EXERCISE:
For the data below, work out how many lines contain the word "label" and supply only that number.

Entries with figure data:
•••

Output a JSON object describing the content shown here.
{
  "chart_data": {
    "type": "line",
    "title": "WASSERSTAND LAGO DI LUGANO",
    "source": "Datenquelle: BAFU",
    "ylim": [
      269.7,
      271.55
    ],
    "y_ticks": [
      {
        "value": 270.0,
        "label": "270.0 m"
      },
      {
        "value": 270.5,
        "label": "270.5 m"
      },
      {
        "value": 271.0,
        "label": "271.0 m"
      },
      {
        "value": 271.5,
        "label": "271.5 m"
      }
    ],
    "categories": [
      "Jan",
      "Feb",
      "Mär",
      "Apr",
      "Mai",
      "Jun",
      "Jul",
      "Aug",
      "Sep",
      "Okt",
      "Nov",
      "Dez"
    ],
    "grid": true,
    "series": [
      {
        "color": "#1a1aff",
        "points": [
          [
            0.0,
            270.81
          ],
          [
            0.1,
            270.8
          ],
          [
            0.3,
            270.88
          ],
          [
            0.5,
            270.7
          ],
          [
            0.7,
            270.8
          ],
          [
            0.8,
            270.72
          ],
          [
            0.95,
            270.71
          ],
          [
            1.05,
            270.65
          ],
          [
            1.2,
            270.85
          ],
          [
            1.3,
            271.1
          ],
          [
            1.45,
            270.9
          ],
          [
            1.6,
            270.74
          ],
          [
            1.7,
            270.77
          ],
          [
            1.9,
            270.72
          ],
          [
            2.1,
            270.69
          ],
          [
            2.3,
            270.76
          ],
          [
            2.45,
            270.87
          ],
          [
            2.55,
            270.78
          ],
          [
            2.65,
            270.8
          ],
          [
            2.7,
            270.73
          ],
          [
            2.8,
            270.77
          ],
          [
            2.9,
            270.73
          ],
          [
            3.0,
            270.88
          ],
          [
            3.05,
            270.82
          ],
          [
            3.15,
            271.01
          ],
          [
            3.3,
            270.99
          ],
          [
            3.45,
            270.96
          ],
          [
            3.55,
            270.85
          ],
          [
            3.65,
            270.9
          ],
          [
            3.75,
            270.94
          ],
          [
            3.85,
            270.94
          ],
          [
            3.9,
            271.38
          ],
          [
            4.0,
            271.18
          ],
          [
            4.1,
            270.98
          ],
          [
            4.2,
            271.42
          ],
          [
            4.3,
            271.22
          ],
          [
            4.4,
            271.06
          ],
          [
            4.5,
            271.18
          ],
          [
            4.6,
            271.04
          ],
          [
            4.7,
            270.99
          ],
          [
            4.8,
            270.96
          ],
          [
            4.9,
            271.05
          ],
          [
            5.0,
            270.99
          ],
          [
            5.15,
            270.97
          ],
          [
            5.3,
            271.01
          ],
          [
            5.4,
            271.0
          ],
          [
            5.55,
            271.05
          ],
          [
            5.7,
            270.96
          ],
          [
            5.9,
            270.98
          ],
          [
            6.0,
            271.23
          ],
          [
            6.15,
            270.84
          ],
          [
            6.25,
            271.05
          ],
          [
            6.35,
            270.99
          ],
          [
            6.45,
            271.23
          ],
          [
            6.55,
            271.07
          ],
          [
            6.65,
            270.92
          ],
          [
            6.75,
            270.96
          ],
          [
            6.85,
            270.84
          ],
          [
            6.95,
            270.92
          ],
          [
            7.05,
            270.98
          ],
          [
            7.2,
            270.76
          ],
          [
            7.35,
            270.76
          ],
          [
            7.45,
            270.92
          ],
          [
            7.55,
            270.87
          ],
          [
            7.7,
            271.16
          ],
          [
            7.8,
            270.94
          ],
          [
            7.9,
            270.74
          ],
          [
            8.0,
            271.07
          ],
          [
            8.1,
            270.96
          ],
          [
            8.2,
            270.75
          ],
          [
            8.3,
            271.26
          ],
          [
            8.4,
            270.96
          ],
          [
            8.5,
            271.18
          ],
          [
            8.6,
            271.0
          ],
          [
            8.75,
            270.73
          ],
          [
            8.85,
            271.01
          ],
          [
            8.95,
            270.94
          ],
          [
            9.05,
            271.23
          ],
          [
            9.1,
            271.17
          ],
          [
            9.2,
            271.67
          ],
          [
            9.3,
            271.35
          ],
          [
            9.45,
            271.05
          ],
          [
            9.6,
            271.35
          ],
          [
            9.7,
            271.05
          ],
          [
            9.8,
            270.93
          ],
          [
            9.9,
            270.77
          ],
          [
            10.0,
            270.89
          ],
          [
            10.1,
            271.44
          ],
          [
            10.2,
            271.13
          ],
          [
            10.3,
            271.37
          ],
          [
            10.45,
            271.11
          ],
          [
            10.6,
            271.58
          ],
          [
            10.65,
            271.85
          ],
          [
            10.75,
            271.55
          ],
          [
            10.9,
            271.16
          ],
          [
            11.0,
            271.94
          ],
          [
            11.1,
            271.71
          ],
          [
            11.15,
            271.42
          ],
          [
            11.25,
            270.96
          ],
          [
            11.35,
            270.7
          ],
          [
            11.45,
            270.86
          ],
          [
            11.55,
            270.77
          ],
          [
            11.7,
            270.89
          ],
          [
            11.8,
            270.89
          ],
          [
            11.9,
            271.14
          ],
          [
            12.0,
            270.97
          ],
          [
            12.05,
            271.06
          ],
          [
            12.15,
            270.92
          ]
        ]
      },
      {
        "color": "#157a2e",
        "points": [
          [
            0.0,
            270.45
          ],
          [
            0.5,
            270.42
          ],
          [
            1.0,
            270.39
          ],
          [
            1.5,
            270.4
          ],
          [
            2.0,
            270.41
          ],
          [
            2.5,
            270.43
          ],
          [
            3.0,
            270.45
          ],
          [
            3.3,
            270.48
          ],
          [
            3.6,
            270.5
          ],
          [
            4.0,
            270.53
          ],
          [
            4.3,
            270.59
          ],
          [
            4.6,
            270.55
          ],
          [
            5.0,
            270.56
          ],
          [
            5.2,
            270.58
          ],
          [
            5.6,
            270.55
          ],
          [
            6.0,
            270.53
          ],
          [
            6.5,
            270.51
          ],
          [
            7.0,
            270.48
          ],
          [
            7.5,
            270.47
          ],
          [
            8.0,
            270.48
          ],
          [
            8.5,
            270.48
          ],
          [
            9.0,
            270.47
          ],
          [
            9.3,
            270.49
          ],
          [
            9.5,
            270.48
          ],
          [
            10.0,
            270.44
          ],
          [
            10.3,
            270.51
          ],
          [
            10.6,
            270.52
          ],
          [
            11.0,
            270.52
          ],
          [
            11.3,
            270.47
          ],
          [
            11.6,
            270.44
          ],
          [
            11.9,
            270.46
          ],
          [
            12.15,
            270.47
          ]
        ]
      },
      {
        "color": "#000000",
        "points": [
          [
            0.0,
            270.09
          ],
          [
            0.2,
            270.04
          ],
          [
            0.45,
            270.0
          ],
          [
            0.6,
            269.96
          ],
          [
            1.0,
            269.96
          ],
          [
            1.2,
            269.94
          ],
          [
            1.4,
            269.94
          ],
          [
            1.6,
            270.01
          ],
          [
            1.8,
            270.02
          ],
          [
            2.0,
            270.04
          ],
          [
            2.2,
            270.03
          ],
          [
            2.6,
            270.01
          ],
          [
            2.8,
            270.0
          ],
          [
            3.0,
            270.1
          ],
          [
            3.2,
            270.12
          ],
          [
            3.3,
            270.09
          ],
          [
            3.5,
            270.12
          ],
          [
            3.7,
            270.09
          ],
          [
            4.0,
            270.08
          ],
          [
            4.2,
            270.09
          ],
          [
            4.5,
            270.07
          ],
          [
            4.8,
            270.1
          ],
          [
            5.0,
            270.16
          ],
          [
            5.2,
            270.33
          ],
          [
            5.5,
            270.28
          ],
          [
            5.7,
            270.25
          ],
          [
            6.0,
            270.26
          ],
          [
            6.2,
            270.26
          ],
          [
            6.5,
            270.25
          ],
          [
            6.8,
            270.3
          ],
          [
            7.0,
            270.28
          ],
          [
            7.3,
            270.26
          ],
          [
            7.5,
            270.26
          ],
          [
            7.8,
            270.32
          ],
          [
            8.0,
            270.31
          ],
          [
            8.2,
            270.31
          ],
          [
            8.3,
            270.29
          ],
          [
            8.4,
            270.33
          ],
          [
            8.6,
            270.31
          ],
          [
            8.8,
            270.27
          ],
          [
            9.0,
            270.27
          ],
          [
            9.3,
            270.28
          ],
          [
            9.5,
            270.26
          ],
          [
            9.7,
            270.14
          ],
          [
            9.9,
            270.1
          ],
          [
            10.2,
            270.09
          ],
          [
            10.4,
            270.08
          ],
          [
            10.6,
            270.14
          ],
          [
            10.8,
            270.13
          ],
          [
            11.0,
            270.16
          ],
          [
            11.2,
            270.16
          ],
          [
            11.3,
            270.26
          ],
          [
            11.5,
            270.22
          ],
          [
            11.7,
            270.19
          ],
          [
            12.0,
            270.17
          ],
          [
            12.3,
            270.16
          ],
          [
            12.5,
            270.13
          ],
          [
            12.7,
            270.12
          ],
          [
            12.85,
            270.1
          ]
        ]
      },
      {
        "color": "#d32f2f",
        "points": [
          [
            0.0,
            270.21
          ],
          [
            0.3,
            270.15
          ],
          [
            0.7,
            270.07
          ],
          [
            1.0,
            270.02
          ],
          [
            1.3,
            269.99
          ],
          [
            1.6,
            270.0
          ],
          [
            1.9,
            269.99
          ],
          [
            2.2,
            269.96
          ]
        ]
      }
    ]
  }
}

•••

SOLUTION TO THE EXERCISE:
4